-- Material provided start --

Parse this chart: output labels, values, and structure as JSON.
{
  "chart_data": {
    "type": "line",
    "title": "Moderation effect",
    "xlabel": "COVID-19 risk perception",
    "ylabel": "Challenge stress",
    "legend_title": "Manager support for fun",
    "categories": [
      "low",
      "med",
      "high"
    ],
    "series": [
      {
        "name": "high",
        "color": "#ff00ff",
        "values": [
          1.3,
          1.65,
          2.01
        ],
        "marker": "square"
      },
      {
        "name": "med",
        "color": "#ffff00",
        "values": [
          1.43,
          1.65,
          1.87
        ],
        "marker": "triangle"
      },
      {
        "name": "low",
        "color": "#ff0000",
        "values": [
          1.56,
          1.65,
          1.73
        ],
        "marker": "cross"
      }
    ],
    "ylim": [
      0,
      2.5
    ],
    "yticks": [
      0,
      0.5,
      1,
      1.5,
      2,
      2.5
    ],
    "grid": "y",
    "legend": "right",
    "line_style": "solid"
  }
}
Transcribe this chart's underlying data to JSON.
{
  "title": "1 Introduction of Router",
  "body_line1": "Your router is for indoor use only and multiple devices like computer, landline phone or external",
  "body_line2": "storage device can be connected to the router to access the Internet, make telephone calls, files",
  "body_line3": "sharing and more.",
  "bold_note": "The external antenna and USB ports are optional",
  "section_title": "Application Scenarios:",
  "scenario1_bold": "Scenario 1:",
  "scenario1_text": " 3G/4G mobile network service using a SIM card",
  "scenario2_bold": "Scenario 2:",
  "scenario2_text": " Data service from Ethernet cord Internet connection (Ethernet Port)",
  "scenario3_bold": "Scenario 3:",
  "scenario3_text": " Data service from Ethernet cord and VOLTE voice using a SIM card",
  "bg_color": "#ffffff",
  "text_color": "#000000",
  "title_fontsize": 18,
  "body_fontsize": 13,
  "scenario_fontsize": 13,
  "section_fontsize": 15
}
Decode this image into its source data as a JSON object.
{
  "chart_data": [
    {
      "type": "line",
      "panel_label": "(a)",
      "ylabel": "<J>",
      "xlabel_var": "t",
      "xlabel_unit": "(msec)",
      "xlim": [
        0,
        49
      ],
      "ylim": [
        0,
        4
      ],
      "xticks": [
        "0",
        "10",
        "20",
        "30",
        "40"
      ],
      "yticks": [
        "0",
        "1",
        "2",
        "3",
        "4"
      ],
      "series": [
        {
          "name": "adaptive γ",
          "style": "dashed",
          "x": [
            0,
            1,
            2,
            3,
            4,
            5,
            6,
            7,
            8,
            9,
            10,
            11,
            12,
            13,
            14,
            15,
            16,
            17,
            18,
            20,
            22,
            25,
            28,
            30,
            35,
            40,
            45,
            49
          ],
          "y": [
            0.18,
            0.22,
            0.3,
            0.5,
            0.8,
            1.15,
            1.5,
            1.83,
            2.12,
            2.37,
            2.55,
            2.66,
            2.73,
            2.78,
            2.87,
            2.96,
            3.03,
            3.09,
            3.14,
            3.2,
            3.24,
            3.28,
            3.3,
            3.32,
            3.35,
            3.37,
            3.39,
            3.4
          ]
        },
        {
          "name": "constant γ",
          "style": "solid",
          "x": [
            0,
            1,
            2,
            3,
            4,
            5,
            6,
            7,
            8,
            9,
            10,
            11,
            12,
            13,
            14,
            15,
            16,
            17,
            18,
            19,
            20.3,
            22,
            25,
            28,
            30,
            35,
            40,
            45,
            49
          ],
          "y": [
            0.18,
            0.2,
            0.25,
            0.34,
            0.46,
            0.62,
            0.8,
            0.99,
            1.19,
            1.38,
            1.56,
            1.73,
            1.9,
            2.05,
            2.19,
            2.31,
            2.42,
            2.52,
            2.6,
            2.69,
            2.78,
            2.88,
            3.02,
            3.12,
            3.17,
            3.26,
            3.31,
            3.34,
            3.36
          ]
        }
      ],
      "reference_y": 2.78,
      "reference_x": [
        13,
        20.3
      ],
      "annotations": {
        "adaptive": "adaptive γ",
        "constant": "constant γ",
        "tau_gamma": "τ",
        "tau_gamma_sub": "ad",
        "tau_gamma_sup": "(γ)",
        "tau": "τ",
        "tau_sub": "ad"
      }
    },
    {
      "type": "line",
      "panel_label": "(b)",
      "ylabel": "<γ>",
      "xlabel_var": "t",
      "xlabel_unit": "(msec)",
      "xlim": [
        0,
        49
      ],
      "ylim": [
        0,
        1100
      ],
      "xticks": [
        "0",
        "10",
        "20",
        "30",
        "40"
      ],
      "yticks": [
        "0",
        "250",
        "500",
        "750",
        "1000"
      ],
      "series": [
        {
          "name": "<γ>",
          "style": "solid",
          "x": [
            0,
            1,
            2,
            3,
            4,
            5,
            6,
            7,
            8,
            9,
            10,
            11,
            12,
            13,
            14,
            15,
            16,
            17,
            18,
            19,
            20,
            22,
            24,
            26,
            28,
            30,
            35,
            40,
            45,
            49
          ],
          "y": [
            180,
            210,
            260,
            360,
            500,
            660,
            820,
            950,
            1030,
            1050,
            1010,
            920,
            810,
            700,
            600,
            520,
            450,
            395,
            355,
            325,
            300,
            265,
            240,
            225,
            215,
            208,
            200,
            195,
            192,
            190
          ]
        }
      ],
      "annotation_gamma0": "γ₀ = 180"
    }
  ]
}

-- Material provided end --

- [The exercise]
Above are some records. Print them all exactly.

- [Output of the task]
Parse this chart: output labels, values, and structure as JSON.
{
  "chart_data": {
    "type": "line",
    "title": "Moderation effect",
    "xlabel": "COVID-19 risk perception",
    "ylabel": "Challenge stress",
    "legend_title": "Manager support for fun",
    "categories": [
      "low",
      "med",
      "high"
    ],
    "series": [
      {
        "name": "high",
        "color": "#ff00ff",
        "values": [
          1.3,
          1.65,
          2.01
        ],
        "marker": "square"
      },
      {
        "name": "med",
        "color": "#ffff00",
        "values": [
          1.43,
          1.65,
          1.87
        ],
        "marker": "triangle"
      },
      {
        "name": "low",
        "color": "#ff0000",
        "values": [
          1.56,
          1.65,
          1.73
        ],
        "marker": "cross"
      }
    ],
    "ylim": [
      0,
      2.5
    ],
    "yticks": [
      0,
      0.5,
      1,
      1.5,
      2,
      2.5
    ],
    "grid": "y",
    "legend": "right",
    "line_style": "solid"
  }
}
Transcribe this chart's underlying data to JSON.
{
  "title": "1 Introduction of Router",
  "body_line1": "Your router is for indoor use only and multiple devices like computer, landline phone or external",
  "body_line2": "storage device can be connected to the router to access the Internet, make telephone calls, files",
  "body_line3": "sharing and more.",
  "bold_note": "The external antenna and USB ports are optional",
  "section_title": "Application Scenarios:",
  "scenario1_bold": "Scenario 1:",
  "scenario1_text": " 3G/4G mobile network service using a SIM card",
  "scenario2_bold": "Scenario 2:",
  "scenario2_text": " Data service from Ethernet cord Internet connection (Ethernet Port)",
  "scenario3_bold": "Scenario 3:",
  "scenario3_text": " Data service from Ethernet cord and VOLTE voice using a SIM card",
  "bg_color": "#ffffff",
  "text_color": "#000000",
  "title_fontsize": 18,
  "body_fontsize": 13,
  "scenario_fontsize": 13,
  "section_fontsize": 15
}
Decode this image into its source data as a JSON object.
{
  "chart_data": [
    {
      "type": "line",
      "panel_label": "(a)",
      "ylabel": "<J>",
      "xlabel_var": "t",
      "xlabel_unit": "(msec)",
      "xlim": [
        0,
        49
      ],
      "ylim": [
        0,
        4
      ],
      "xticks": [
        "0",
        "10",
        "20",
        "30",
        "40"
      ],
      "yticks": [
        "0",
        "1",
        "2",
        "3",
        "4"
      ],
      "series": [
        {
          "name": "adaptive γ",
          "style": "dashed",
          "x": [
            0,
            1,
            2,
            3,
            4,
            5,
            6,
            7,
            8,
            9,
            10,
            11,
            12,
            13,
            14,
            15,
            16,
            17,
            18,
            20,
            22,
            25,
            28,
            30,
            35,
            40,
            45,
            49
          ],
          "y": [
            0.18,
            0.22,
            0.3,
            0.5,
            0.8,
            1.15,
            1.5,
            1.83,
            2.12,
            2.37,
            2.55,
            2.66,
            2.73,
            2.78,
            2.87,
            2.96,
            3.03,
            3.09,
            3.14,
            3.2,
            3.24,
            3.28,
            3.3,
            3.32,
            3.35,
            3.37,
            3.39,
            3.4
          ]
        },
        {
          "name": "constant γ",
          "style": "solid",
          "x": [
            0,
            1,
            2,
            3,
            4,
            5,
            6,
            7,
            8,
            9,
            10,
            11,
            12,
            13,
            14,
            15,
            16,
            17,
            18,
            19,
            20.3,
            22,
            25,
            28,
            30,
            35,
            40,
            45,
            49
          ],
          "y": [
            0.18,
            0.2,
            0.25,
            0.34,
            0.46,
            0.62,
            0.8,
            0.99,
            1.19,
            1.38,
            1.56,
            1.73,
            1.9,
            2.05,
            2.19,
            2.31,
            2.42,
            2.52,
            2.6,
            2.69,
            2.78,
            2.88,
            3.02,
            3.12,
            3.17,
            3.26,
            3.31,
            3.34,
            3.36
          ]
        }
      ],
      "reference_y": 2.78,
      "reference_x": [
        13,
        20.3
      ],
      "annotations": {
        "adaptive": "adaptive γ",
        "constant": "constant γ",
        "tau_gamma": "τ",
        "tau_gamma_sub": "ad",
        "tau_gamma_sup": "(γ)",
        "tau": "τ",
        "tau_sub": "ad"
      }
    },
    {
      "type": "line",
      "panel_label": "(b)",
      "ylabel": "<γ>",
      "xlabel_var": "t",
      "xlabel_unit": "(msec)",
      "xlim": [
        0,
        49
      ],
      "ylim": [
        0,
        1100
      ],
      "xticks": [
        "0",
        "10",
        "20",
        "30",
        "40"
      ],
      "yticks": [
        "0",
        "250",
        "500",
        "750",
        "1000"
      ],
      "series": [
        {
          "name": "<γ>",
          "style": "solid",
          "x": [
            0,
            1,
            2,
            3,
            4,
            5,
            6,
            7,
            8,
            9,
            10,
            11,
            12,
            13,
            14,
            15,
            16,
            17,
            18,
            19,
            20,
            22,
            24,
            26,
            28,
            30,
            35,
            40,
            45,
            49
          ],
          "y": [
            180,
            210,
            260,
            360,
            500,
            660,
            820,
            950,
            1030,
            1050,
            1010,
            920,
            810,
            700,
            600,
            520,
            450,
            395,
            355,
            325,
            300,
            265,
            240,
            225,
            215,
            208,
            200,
            195,
            192,
            190
          ]
        }
      ],
      "annotation_gamma0": "γ₀ = 180"
    }
  ]
}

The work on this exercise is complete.